(STATED EXERCISE) Leave the pictures out, and retype all of the material exactly as written.

(SUPPLIED MATERIAL)
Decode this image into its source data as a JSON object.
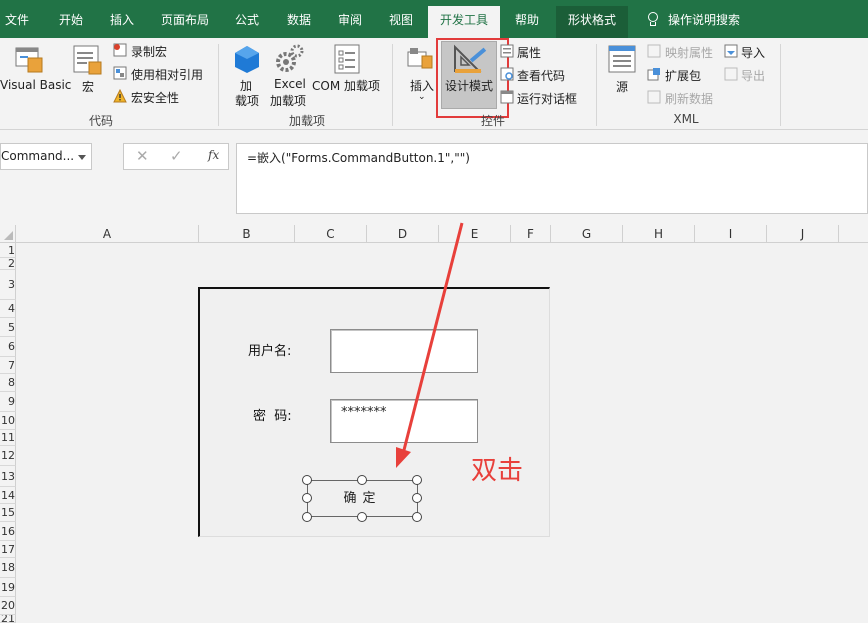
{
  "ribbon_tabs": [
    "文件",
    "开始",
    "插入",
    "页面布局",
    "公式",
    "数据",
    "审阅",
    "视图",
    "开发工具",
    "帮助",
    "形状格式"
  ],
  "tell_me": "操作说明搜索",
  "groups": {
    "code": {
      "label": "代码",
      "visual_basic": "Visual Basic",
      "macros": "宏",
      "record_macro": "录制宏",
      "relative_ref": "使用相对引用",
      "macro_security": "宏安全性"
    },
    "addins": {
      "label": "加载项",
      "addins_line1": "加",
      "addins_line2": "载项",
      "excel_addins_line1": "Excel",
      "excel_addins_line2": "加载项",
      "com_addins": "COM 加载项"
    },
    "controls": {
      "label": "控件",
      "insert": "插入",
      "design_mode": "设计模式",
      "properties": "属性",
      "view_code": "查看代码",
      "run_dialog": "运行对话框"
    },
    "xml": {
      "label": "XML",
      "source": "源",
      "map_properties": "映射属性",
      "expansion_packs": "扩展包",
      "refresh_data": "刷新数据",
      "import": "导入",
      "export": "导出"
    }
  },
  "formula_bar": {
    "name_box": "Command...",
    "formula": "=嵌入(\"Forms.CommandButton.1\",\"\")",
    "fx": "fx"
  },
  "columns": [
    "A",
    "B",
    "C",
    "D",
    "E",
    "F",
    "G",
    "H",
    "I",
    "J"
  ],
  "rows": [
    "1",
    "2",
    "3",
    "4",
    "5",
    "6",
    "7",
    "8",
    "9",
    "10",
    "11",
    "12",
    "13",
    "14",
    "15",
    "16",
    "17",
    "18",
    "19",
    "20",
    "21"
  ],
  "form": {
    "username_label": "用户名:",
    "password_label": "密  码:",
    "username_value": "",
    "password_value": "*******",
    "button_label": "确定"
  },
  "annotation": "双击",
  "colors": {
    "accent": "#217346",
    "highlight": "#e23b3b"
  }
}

(TASK RESPONSE)
Decode this image into its source data as a JSON object.
{
  "ribbon_tabs": [
    "文件",
    "开始",
    "插入",
    "页面布局",
    "公式",
    "数据",
    "审阅",
    "视图",
    "开发工具",
    "帮助",
    "形状格式"
  ],
  "tell_me": "操作说明搜索",
  "groups": {
    "code": {
      "label": "代码",
      "visual_basic": "Visual Basic",
      "macros": "宏",
      "record_macro": "录制宏",
      "relative_ref": "使用相对引用",
      "macro_security": "宏安全性"
    },
    "addins": {
      "label": "加载项",
      "addins_line1": "加",
      "addins_line2": "载项",
      "excel_addins_line1": "Excel",
      "excel_addins_line2": "加载项",
      "com_addins": "COM 加载项"
    },
    "controls": {
      "label": "控件",
      "insert": "插入",
      "design_mode": "设计模式",
      "properties": "属性",
      "view_code": "查看代码",
      "run_dialog": "运行对话框"
    },
    "xml": {
      "label": "XML",
      "source": "源",
      "map_properties": "映射属性",
      "expansion_packs": "扩展包",
      "refresh_data": "刷新数据",
      "import": "导入",
      "export": "导出"
    }
  },
  "formula_bar": {
    "name_box": "Command...",
    "formula": "=嵌入(\"Forms.CommandButton.1\",\"\")",
    "fx": "fx"
  },
  "columns": [
    "A",
    "B",
    "C",
    "D",
    "E",
    "F",
    "G",
    "H",
    "I",
    "J"
  ],
  "rows": [
    "1",
    "2",
    "3",
    "4",
    "5",
    "6",
    "7",
    "8",
    "9",
    "10",
    "11",
    "12",
    "13",
    "14",
    "15",
    "16",
    "17",
    "18",
    "19",
    "20",
    "21"
  ],
  "form": {
    "username_label": "用户名:",
    "password_label": "密  码:",
    "username_value": "",
    "password_value": "*******",
    "button_label": "确定"
  },
  "annotation": "双击",
  "colors": {
    "accent": "#217346",
    "highlight": "#e23b3b"
  }
}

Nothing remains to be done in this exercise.